Problem description:
Write out the data below in full. Keep it exact.

Dataset excerpt:
........
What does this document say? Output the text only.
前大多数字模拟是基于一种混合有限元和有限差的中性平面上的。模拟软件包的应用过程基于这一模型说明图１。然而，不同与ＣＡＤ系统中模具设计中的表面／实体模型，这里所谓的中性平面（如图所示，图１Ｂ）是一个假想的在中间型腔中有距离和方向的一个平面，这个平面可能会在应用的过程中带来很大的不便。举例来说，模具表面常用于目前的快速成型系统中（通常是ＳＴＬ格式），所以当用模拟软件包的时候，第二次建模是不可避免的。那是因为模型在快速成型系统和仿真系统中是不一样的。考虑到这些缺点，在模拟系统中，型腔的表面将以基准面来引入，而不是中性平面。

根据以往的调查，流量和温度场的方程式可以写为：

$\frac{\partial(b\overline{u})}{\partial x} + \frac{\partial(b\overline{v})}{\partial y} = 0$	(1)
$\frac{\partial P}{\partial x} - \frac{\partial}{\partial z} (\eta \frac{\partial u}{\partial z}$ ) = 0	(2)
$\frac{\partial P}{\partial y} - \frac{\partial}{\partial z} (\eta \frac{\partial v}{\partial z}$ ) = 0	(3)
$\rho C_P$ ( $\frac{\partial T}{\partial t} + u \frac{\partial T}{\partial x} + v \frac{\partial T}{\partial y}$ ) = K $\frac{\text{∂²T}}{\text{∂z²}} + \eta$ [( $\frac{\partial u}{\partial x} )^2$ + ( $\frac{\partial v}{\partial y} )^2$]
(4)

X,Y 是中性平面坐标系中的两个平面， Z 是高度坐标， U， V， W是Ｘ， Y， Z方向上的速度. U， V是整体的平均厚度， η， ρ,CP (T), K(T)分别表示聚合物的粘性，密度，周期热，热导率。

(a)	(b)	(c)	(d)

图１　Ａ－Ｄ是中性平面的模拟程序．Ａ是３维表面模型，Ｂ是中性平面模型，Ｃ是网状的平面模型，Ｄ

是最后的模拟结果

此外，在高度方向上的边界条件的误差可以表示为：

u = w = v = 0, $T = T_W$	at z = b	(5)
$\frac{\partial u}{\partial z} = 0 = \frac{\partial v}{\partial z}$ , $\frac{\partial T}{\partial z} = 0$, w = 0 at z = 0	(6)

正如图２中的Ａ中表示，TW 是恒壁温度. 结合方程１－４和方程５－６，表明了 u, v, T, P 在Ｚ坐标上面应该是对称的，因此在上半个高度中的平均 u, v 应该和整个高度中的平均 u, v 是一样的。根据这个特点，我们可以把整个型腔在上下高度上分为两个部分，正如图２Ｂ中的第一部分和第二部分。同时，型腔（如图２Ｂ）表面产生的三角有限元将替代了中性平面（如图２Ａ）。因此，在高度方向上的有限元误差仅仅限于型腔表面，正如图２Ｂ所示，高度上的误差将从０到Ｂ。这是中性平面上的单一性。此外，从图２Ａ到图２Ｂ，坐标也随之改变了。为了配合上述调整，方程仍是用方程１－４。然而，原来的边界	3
........
Written answer:
What does this document say? Output the text only.
前大多数字模拟是基于一种混合有限元和有限差的中性平面上的。模拟软件包的应用过程基于这一模型说明图１。然而，不同与ＣＡＤ系统中模具设计中的表面／实体模型，这里所谓的中性平面（如图所示，图１Ｂ）是一个假想的在中间型腔中有距离和方向的一个平面，这个平面可能会在应用的过程中带来很大的不便。举例来说，模具表面常用于目前的快速成型系统中（通常是ＳＴＬ格式），所以当用模拟软件包的时候，第二次建模是不可避免的。那是因为模型在快速成型系统和仿真系统中是不一样的。考虑到这些缺点，在模拟系统中，型腔的表面将以基准面来引入，而不是中性平面。

根据以往的调查，流量和温度场的方程式可以写为：

$\frac{\partial(b\overline{u})}{\partial x} + \frac{\partial(b\overline{v})}{\partial y} = 0$	(1)
$\frac{\partial P}{\partial x} - \frac{\partial}{\partial z} (\eta \frac{\partial u}{\partial z}$ ) = 0	(2)
$\frac{\partial P}{\partial y} - \frac{\partial}{\partial z} (\eta \frac{\partial v}{\partial z}$ ) = 0	(3)
$\rho C_P$ ( $\frac{\partial T}{\partial t} + u \frac{\partial T}{\partial x} + v \frac{\partial T}{\partial y}$ ) = K $\frac{\text{∂²T}}{\text{∂z²}} + \eta$ [( $\frac{\partial u}{\partial x} )^2$ + ( $\frac{\partial v}{\partial y} )^2$]
(4)

X,Y 是中性平面坐标系中的两个平面， Z 是高度坐标， U， V， W是Ｘ， Y， Z方向上的速度. U， V是整体的平均厚度， η， ρ,CP (T), K(T)分别表示聚合物的粘性，密度，周期热，热导率。

(a)	(b)	(c)	(d)

图１　Ａ－Ｄ是中性平面的模拟程序．Ａ是３维表面模型，Ｂ是中性平面模型，Ｃ是网状的平面模型，Ｄ

是最后的模拟结果

此外，在高度方向上的边界条件的误差可以表示为：

u = w = v = 0, $T = T_W$	at z = b	(5)
$\frac{\partial u}{\partial z} = 0 = \frac{\partial v}{\partial z}$ , $\frac{\partial T}{\partial z} = 0$, w = 0 at z = 0	(6)

正如图２中的Ａ中表示，TW 是恒壁温度. 结合方程１－４和方程５－６，表明了 u, v, T, P 在Ｚ坐标上面应该是对称的，因此在上半个高度中的平均 u, v 应该和整个高度中的平均 u, v 是一样的。根据这个特点，我们可以把整个型腔在上下高度上分为两个部分，正如图２Ｂ中的第一部分和第二部分。同时，型腔（如图２Ｂ）表面产生的三角有限元将替代了中性平面（如图２Ａ）。因此，在高度方向上的有限元误差仅仅限于型腔表面，正如图２Ｂ所示，高度上的误差将从０到Ｂ。这是中性平面上的单一性。此外，从图２Ａ到图２Ｂ，坐标也随之改变了。为了配合上述调整，方程仍是用方程１－４。然而，原来的边界	3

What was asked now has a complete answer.